* _Work to complete_: Find every line in the records below that holds the word "konserwatorskie" and copy it.

■ ■ ■ ■

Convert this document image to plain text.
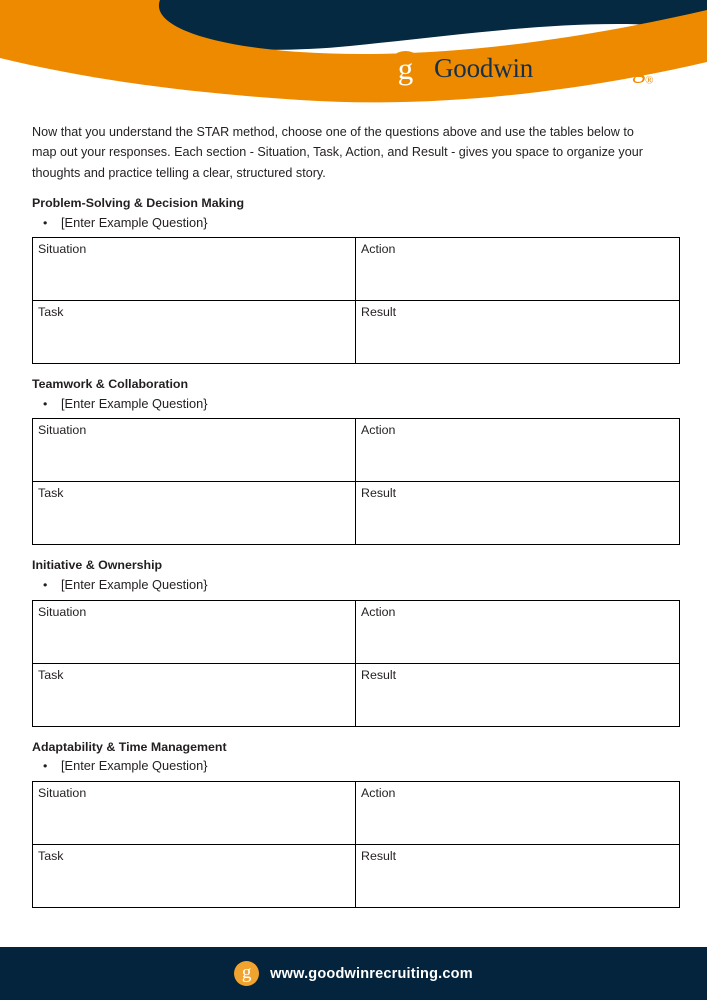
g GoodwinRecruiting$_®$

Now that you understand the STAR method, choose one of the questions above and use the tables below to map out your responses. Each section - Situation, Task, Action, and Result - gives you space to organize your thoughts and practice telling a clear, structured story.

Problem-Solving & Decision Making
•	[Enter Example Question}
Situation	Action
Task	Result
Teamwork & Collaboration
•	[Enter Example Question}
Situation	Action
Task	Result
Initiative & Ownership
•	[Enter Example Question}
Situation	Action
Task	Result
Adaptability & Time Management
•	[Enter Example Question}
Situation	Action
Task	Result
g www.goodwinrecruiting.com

■ ■ ■ ■

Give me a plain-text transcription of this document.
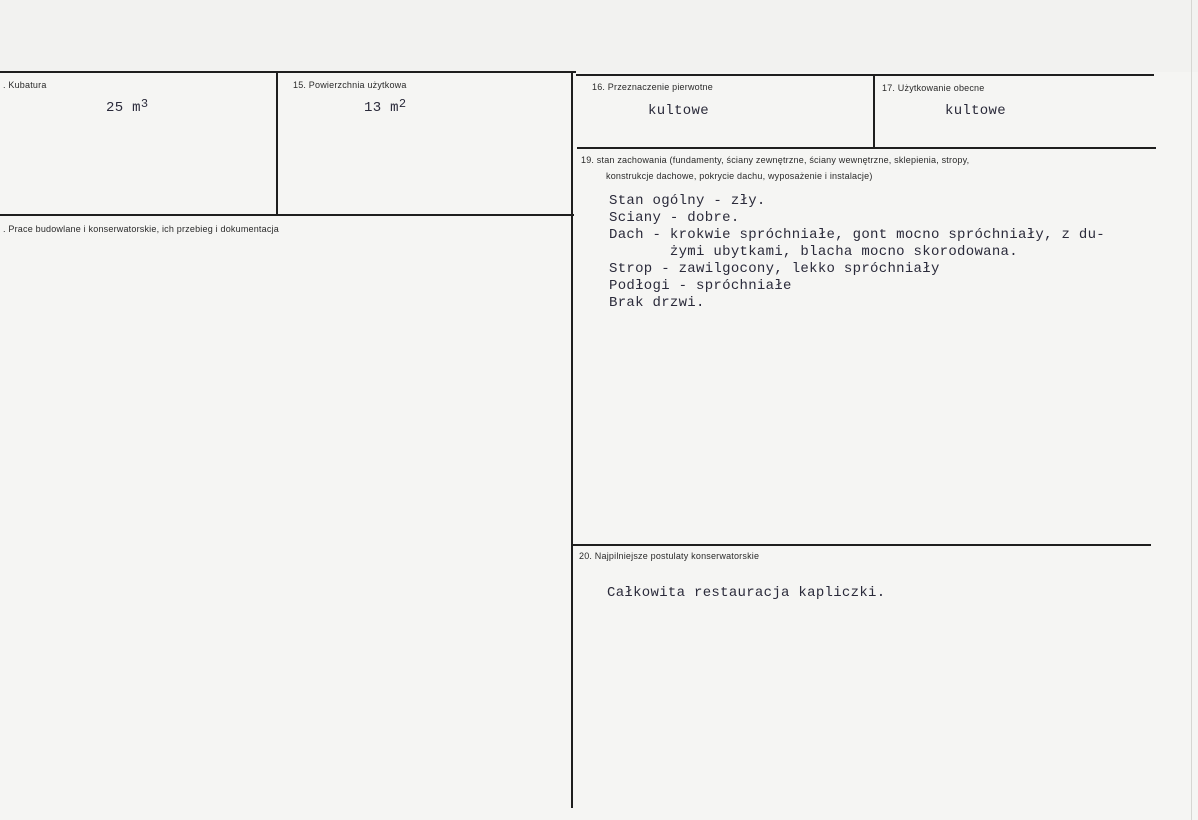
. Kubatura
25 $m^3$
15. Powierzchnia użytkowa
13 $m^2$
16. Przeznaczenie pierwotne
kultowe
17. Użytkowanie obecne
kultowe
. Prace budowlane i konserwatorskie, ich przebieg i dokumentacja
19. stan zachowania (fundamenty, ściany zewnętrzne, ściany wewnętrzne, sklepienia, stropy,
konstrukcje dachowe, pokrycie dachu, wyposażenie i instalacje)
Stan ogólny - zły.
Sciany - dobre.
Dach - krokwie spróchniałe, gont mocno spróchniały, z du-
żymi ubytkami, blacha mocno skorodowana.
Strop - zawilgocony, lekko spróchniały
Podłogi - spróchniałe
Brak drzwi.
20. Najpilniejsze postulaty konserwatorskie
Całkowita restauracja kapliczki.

■ ■ ■ ■

* _Full response_:
. Prace budowlane i konserwatorskie, ich przebieg i dokumentacja
20. Najpilniejsze postulaty konserwatorskie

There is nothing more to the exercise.